---------- STORED ROWS ----------

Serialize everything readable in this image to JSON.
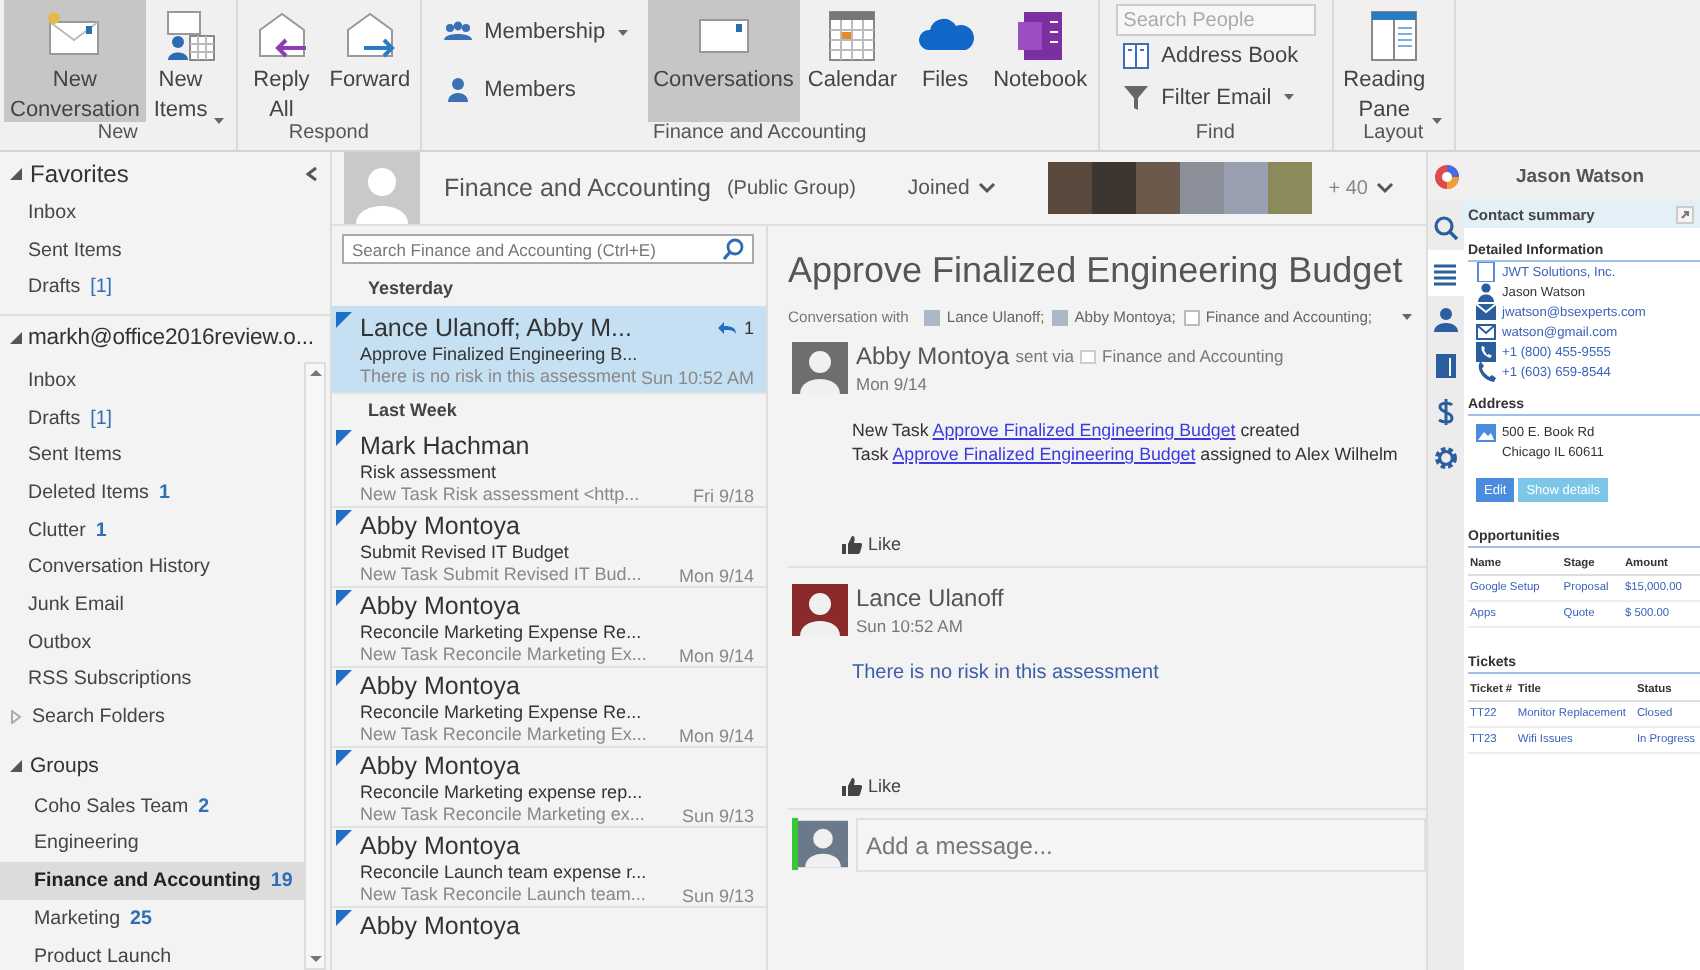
{
  "ribbon": {
    "groups": [
      {
        "label": "New",
        "buttons": [
          {
            "kind": "large",
            "label": "New Conversation",
            "selected": true,
            "dropdown": false
          },
          {
            "kind": "large",
            "label": "New Items",
            "selected": false,
            "dropdown": true
          }
        ]
      },
      {
        "label": "Respond",
        "buttons": [
          {
            "kind": "large",
            "label": "Reply All",
            "selected": false,
            "dropdown": false
          },
          {
            "kind": "large",
            "label": "Forward",
            "selected": false,
            "dropdown": false
          }
        ]
      },
      {
        "label": "Finance and Accounting",
        "buttons": [
          {
            "kind": "small",
            "label": "Membership",
            "selected": false,
            "dropdown": true
          },
          {
            "kind": "small",
            "label": "Members",
            "selected": false,
            "dropdown": false
          },
          {
            "kind": "large",
            "label": "Conversations",
            "selected": true,
            "dropdown": false
          },
          {
            "kind": "large",
            "label": "Calendar",
            "selected": false,
            "dropdown": false
          },
          {
            "kind": "large",
            "label": "Files",
            "selected": false,
            "dropdown": false
          },
          {
            "kind": "large",
            "label": "Notebook",
            "selected": false,
            "dropdown": false
          }
        ]
      },
      {
        "label": "Find",
        "buttons": [
          {
            "kind": "search",
            "placeholder": "Search People"
          },
          {
            "kind": "small",
            "label": "Address Book",
            "selected": false,
            "dropdown": false
          },
          {
            "kind": "small",
            "label": "Filter Email",
            "selected": false,
            "dropdown": true
          }
        ]
      },
      {
        "label": "Layout",
        "buttons": [
          {
            "kind": "large",
            "label": "Reading Pane",
            "selected": false,
            "dropdown": true
          }
        ]
      }
    ]
  },
  "nav": {
    "sections": [
      {
        "kind": "main",
        "label": "Favorites",
        "expanded": true,
        "items": [
          {
            "label": "Inbox",
            "selected": false
          },
          {
            "label": "Sent Items",
            "selected": false
          },
          {
            "label": "Drafts",
            "count": "[1]",
            "count_bold": false,
            "selected": false
          }
        ]
      },
      {
        "kind": "main",
        "label": "markh@office2016review.o...",
        "expanded": true,
        "items": [
          {
            "label": "Inbox",
            "selected": false
          },
          {
            "label": "Drafts",
            "count": "[1]",
            "count_bold": false,
            "selected": false
          },
          {
            "label": "Sent Items",
            "selected": false
          },
          {
            "label": "Deleted Items",
            "count": "1",
            "count_bold": true,
            "selected": false
          },
          {
            "label": "Clutter",
            "count": "1",
            "count_bold": true,
            "selected": false
          },
          {
            "label": "Conversation History",
            "selected": false
          },
          {
            "label": "Junk Email",
            "selected": false
          },
          {
            "label": "Outbox",
            "selected": false
          },
          {
            "label": "RSS Subscriptions",
            "selected": false
          },
          {
            "label": "Search Folders",
            "expanded": false,
            "selected": false
          }
        ]
      },
      {
        "kind": "sub",
        "label": "Groups",
        "expanded": true,
        "items": [
          {
            "label": "Coho Sales Team",
            "count": "2",
            "count_bold": true,
            "selected": false
          },
          {
            "label": "Engineering",
            "selected": false
          },
          {
            "label": "Finance and Accounting",
            "count": "19",
            "count_bold": true,
            "selected": true
          },
          {
            "label": "Marketing",
            "count": "25",
            "count_bold": true,
            "selected": false
          },
          {
            "label": "Product Launch",
            "selected": false
          }
        ]
      }
    ]
  },
  "group_header": {
    "name": "Finance and Accounting",
    "visibility": "(Public Group)",
    "membership": "Joined",
    "member_count": "+ 40"
  },
  "list": {
    "search": {
      "placeholder": "Search Finance and Accounting (Ctrl+E)"
    },
    "sections": [
      {
        "label": "Yesterday",
        "messages": [
          {
            "sender": "Lance Ulanoff; Abby M...",
            "subject": "Approve Finalized Engineering B...",
            "preview": "There is no risk in this assessment",
            "date": "Sun 10:52 AM",
            "replies": "1",
            "unread": true,
            "selected": true
          }
        ]
      },
      {
        "label": "Last Week",
        "messages": [
          {
            "sender": "Mark Hachman",
            "subject": "Risk assessment",
            "preview": "New Task Risk assessment <http...",
            "date": "Fri 9/18",
            "unread": true,
            "selected": false
          },
          {
            "sender": "Abby Montoya",
            "subject": "Submit Revised IT Budget",
            "preview": "New Task Submit Revised IT Bud...",
            "date": "Mon 9/14",
            "unread": true,
            "selected": false
          },
          {
            "sender": "Abby Montoya",
            "subject": "Reconcile Marketing Expense Re...",
            "preview": "New Task Reconcile Marketing Ex...",
            "date": "Mon 9/14",
            "unread": true,
            "selected": false
          },
          {
            "sender": "Abby Montoya",
            "subject": "Reconcile Marketing Expense Re...",
            "preview": "New Task Reconcile Marketing Ex...",
            "date": "Mon 9/14",
            "unread": true,
            "selected": false
          },
          {
            "sender": "Abby Montoya",
            "subject": "Reconcile Marketing expense rep...",
            "preview": "New Task Reconcile Marketing ex...",
            "date": "Sun 9/13",
            "unread": true,
            "selected": false
          },
          {
            "sender": "Abby Montoya",
            "subject": "Reconcile Launch team expense r...",
            "preview": "New Task Reconcile Launch team...",
            "date": "Sun 9/13",
            "unread": true,
            "selected": false
          },
          {
            "sender": "Abby Montoya",
            "unread": true,
            "selected": false
          }
        ]
      }
    ]
  },
  "reading": {
    "title": "Approve Finalized Engineering Budget",
    "participants_label": "Conversation with",
    "participants": [
      {
        "kind": "person",
        "name": "Lance Ulanoff;"
      },
      {
        "kind": "person",
        "name": "Abby Montoya;"
      },
      {
        "kind": "group",
        "name": "Finance and Accounting;"
      }
    ],
    "posts": [
      {
        "author": "Abby Montoya",
        "via_label": "sent via",
        "via": "Finance and Accounting",
        "date": "Mon 9/14",
        "like": "Like",
        "body": [
          [
            {
              "kind": "text",
              "text": "New Task "
            },
            {
              "kind": "link",
              "text": "Approve Finalized Engineering Budget"
            },
            {
              "kind": "text",
              "text": " created"
            }
          ],
          [
            {
              "kind": "text",
              "text": "Task "
            },
            {
              "kind": "link",
              "text": "Approve Finalized Engineering Budget"
            },
            {
              "kind": "text",
              "text": " assigned to Alex Wilhelm"
            }
          ]
        ]
      },
      {
        "author": "Lance Ulanoff",
        "date": "Sun 10:52 AM",
        "like": "Like",
        "body": [
          [
            {
              "kind": "reply",
              "text": "There is no risk in this assessment"
            }
          ]
        ]
      }
    ],
    "composer": {
      "placeholder": "Add a message..."
    }
  },
  "crm": {
    "title": "Jason Watson",
    "tabs": [
      {
        "selected": false
      },
      {
        "selected": true
      },
      {
        "selected": false
      },
      {
        "selected": false
      },
      {
        "selected": false
      },
      {
        "selected": false
      }
    ],
    "summary_title": "Contact summary",
    "details": {
      "title": "Detailed Information",
      "rows": [
        {
          "kind": "link",
          "text": "JWT Solutions, Inc."
        },
        {
          "kind": "plain",
          "text": "Jason  Watson"
        },
        {
          "kind": "link",
          "text": "jwatson@bsexperts.com"
        },
        {
          "kind": "link",
          "text": "watson@gmail.com"
        },
        {
          "kind": "link",
          "text": "+1 (800) 455-9555"
        },
        {
          "kind": "link",
          "text": "+1 (603) 659-8544"
        }
      ]
    },
    "address": {
      "title": "Address",
      "lines": [
        "500 E. Book Rd",
        "Chicago  IL  60611"
      ]
    },
    "buttons": [
      {
        "kind": "primary",
        "label": "Edit"
      },
      {
        "kind": "secondary",
        "label": "Show details"
      }
    ],
    "tables": [
      {
        "title": "Opportunities",
        "columns": [
          "Name",
          "Stage",
          "Amount"
        ],
        "rows": [
          [
            "Google Setup",
            "Proposal",
            "$15,000.00"
          ],
          [
            "Apps",
            "Quote",
            "$ 500.00"
          ]
        ]
      },
      {
        "title": "Tickets",
        "columns": [
          "Ticket #",
          "Title",
          "Status"
        ],
        "rows": [
          [
            "TT22",
            "Monitor Replacement",
            "Closed"
          ],
          [
            "TT23",
            "Wifi Issues",
            "In Progress"
          ]
        ]
      }
    ]
  }
}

----------

• [TASK STATEMENT]: Only lines with the string "Budget" belong in your answer; copy each one.

• [TASK RESPONSE]:
            "subject": "Submit Revised IT Budget",
    "title": "Approve Finalized Engineering Budget",
              "text": "Approve Finalized Engineering Budget"
              "text": "Approve Finalized Engineering Budget"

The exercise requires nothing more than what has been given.